● OBJECTIVE
The entries below should be transcribed in their entirety, exactly as written.

● RECORDS FOR PROCESSING

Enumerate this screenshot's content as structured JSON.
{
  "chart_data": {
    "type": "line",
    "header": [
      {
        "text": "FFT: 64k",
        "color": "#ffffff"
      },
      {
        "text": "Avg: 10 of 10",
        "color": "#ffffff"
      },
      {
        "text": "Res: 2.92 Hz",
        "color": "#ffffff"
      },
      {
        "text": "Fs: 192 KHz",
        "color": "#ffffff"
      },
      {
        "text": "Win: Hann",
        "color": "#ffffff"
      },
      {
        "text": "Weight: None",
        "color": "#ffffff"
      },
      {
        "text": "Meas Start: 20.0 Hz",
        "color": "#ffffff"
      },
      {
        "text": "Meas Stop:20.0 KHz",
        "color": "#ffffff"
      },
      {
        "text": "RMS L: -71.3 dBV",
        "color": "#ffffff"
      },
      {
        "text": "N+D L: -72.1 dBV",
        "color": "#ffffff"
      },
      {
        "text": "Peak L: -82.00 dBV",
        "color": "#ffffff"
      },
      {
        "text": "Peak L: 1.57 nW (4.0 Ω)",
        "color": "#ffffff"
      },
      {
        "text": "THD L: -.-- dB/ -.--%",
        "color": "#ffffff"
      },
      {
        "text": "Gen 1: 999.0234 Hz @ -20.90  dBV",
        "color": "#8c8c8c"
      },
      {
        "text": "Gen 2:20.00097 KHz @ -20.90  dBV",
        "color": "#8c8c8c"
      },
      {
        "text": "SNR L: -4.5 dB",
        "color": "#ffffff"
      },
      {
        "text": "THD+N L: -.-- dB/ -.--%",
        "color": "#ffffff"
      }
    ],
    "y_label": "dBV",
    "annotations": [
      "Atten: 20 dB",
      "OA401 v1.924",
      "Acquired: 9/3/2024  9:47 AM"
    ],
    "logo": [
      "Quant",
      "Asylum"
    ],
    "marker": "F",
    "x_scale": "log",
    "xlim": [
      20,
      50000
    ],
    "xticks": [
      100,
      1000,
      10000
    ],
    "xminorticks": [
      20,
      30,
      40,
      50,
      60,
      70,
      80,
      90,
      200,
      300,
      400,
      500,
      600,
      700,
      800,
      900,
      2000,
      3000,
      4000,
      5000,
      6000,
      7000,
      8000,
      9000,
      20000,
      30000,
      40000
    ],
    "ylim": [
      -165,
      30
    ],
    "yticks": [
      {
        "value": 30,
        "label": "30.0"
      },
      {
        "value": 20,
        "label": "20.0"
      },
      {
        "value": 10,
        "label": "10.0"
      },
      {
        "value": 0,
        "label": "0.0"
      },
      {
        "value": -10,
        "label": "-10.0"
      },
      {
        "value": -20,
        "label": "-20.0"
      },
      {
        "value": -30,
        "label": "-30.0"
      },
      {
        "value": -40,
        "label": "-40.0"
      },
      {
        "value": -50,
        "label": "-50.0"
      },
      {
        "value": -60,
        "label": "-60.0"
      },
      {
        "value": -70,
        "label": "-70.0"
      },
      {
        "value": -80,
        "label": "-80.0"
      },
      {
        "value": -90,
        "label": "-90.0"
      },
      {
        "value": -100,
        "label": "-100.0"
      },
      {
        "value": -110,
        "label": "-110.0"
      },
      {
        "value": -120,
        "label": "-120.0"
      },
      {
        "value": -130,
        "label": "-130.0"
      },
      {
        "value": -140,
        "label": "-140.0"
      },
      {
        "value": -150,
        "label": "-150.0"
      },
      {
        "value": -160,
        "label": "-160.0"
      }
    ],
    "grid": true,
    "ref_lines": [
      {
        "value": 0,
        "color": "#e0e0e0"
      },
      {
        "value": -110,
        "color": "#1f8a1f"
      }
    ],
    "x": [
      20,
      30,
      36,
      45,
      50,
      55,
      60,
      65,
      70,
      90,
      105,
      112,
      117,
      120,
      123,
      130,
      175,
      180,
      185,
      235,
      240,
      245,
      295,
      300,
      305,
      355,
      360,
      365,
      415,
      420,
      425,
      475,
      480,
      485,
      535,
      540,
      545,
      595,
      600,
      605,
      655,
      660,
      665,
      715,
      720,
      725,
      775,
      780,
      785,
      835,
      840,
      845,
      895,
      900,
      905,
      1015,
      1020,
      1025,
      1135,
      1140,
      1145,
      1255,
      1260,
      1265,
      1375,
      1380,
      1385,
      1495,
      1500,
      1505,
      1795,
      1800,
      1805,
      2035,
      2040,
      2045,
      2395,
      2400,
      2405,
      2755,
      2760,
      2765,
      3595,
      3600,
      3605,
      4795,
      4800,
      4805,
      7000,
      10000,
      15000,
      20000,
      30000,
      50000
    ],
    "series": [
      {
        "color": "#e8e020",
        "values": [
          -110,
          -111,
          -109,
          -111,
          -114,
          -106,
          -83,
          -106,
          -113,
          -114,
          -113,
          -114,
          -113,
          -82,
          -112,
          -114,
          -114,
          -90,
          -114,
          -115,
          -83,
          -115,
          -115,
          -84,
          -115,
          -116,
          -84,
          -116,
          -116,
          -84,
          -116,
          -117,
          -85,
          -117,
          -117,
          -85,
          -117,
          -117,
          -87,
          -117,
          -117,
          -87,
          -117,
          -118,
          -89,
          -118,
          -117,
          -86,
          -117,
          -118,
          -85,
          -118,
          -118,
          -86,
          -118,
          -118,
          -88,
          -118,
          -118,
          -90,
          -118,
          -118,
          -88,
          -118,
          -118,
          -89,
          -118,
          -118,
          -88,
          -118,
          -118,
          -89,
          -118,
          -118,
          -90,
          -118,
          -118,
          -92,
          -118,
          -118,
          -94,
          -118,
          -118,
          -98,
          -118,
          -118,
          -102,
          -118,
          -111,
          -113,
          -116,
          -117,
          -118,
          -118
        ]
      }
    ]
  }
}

● ANSWER
Enumerate this screenshot's content as structured JSON.
{
  "chart_data": {
    "type": "line",
    "header": [
      {
        "text": "FFT: 64k",
        "color": "#ffffff"
      },
      {
        "text": "Avg: 10 of 10",
        "color": "#ffffff"
      },
      {
        "text": "Res: 2.92 Hz",
        "color": "#ffffff"
      },
      {
        "text": "Fs: 192 KHz",
        "color": "#ffffff"
      },
      {
        "text": "Win: Hann",
        "color": "#ffffff"
      },
      {
        "text": "Weight: None",
        "color": "#ffffff"
      },
      {
        "text": "Meas Start: 20.0 Hz",
        "color": "#ffffff"
      },
      {
        "text": "Meas Stop:20.0 KHz",
        "color": "#ffffff"
      },
      {
        "text": "RMS L: -71.3 dBV",
        "color": "#ffffff"
      },
      {
        "text": "N+D L: -72.1 dBV",
        "color": "#ffffff"
      },
      {
        "text": "Peak L: -82.00 dBV",
        "color": "#ffffff"
      },
      {
        "text": "Peak L: 1.57 nW (4.0 Ω)",
        "color": "#ffffff"
      },
      {
        "text": "THD L: -.-- dB/ -.--%",
        "color": "#ffffff"
      },
      {
        "text": "Gen 1: 999.0234 Hz @ -20.90  dBV",
        "color": "#8c8c8c"
      },
      {
        "text": "Gen 2:20.00097 KHz @ -20.90  dBV",
        "color": "#8c8c8c"
      },
      {
        "text": "SNR L: -4.5 dB",
        "color": "#ffffff"
      },
      {
        "text": "THD+N L: -.-- dB/ -.--%",
        "color": "#ffffff"
      }
    ],
    "y_label": "dBV",
    "annotations": [
      "Atten: 20 dB",
      "OA401 v1.924",
      "Acquired: 9/3/2024  9:47 AM"
    ],
    "logo": [
      "Quant",
      "Asylum"
    ],
    "marker": "F",
    "x_scale": "log",
    "xlim": [
      20,
      50000
    ],
    "xticks": [
      100,
      1000,
      10000
    ],
    "xminorticks": [
      20,
      30,
      40,
      50,
      60,
      70,
      80,
      90,
      200,
      300,
      400,
      500,
      600,
      700,
      800,
      900,
      2000,
      3000,
      4000,
      5000,
      6000,
      7000,
      8000,
      9000,
      20000,
      30000,
      40000
    ],
    "ylim": [
      -165,
      30
    ],
    "yticks": [
      {
        "value": 30,
        "label": "30.0"
      },
      {
        "value": 20,
        "label": "20.0"
      },
      {
        "value": 10,
        "label": "10.0"
      },
      {
        "value": 0,
        "label": "0.0"
      },
      {
        "value": -10,
        "label": "-10.0"
      },
      {
        "value": -20,
        "label": "-20.0"
      },
      {
        "value": -30,
        "label": "-30.0"
      },
      {
        "value": -40,
        "label": "-40.0"
      },
      {
        "value": -50,
        "label": "-50.0"
      },
      {
        "value": -60,
        "label": "-60.0"
      },
      {
        "value": -70,
        "label": "-70.0"
      },
      {
        "value": -80,
        "label": "-80.0"
      },
      {
        "value": -90,
        "label": "-90.0"
      },
      {
        "value": -100,
        "label": "-100.0"
      },
      {
        "value": -110,
        "label": "-110.0"
      },
      {
        "value": -120,
        "label": "-120.0"
      },
      {
        "value": -130,
        "label": "-130.0"
      },
      {
        "value": -140,
        "label": "-140.0"
      },
      {
        "value": -150,
        "label": "-150.0"
      },
      {
        "value": -160,
        "label": "-160.0"
      }
    ],
    "grid": true,
    "ref_lines": [
      {
        "value": 0,
        "color": "#e0e0e0"
      },
      {
        "value": -110,
        "color": "#1f8a1f"
      }
    ],
    "x": [
      20,
      30,
      36,
      45,
      50,
      55,
      60,
      65,
      70,
      90,
      105,
      112,
      117,
      120,
      123,
      130,
      175,
      180,
      185,
      235,
      240,
      245,
      295,
      300,
      305,
      355,
      360,
      365,
      415,
      420,
      425,
      475,
      480,
      485,
      535,
      540,
      545,
      595,
      600,
      605,
      655,
      660,
      665,
      715,
      720,
      725,
      775,
      780,
      785,
      835,
      840,
      845,
      895,
      900,
      905,
      1015,
      1020,
      1025,
      1135,
      1140,
      1145,
      1255,
      1260,
      1265,
      1375,
      1380,
      1385,
      1495,
      1500,
      1505,
      1795,
      1800,
      1805,
      2035,
      2040,
      2045,
      2395,
      2400,
      2405,
      2755,
      2760,
      2765,
      3595,
      3600,
      3605,
      4795,
      4800,
      4805,
      7000,
      10000,
      15000,
      20000,
      30000,
      50000
    ],
    "series": [
      {
        "color": "#e8e020",
        "values": [
          -110,
          -111,
          -109,
          -111,
          -114,
          -106,
          -83,
          -106,
          -113,
          -114,
          -113,
          -114,
          -113,
          -82,
          -112,
          -114,
          -114,
          -90,
          -114,
          -115,
          -83,
          -115,
          -115,
          -84,
          -115,
          -116,
          -84,
          -116,
          -116,
          -84,
          -116,
          -117,
          -85,
          -117,
          -117,
          -85,
          -117,
          -117,
          -87,
          -117,
          -117,
          -87,
          -117,
          -118,
          -89,
          -118,
          -117,
          -86,
          -117,
          -118,
          -85,
          -118,
          -118,
          -86,
          -118,
          -118,
          -88,
          -118,
          -118,
          -90,
          -118,
          -118,
          -88,
          -118,
          -118,
          -89,
          -118,
          -118,
          -88,
          -118,
          -118,
          -89,
          -118,
          -118,
          -90,
          -118,
          -118,
          -92,
          -118,
          -118,
          -94,
          -118,
          -118,
          -98,
          -118,
          -118,
          -102,
          -118,
          -111,
          -113,
          -116,
          -117,
          -118,
          -118
        ]
      }
    ]
  }
}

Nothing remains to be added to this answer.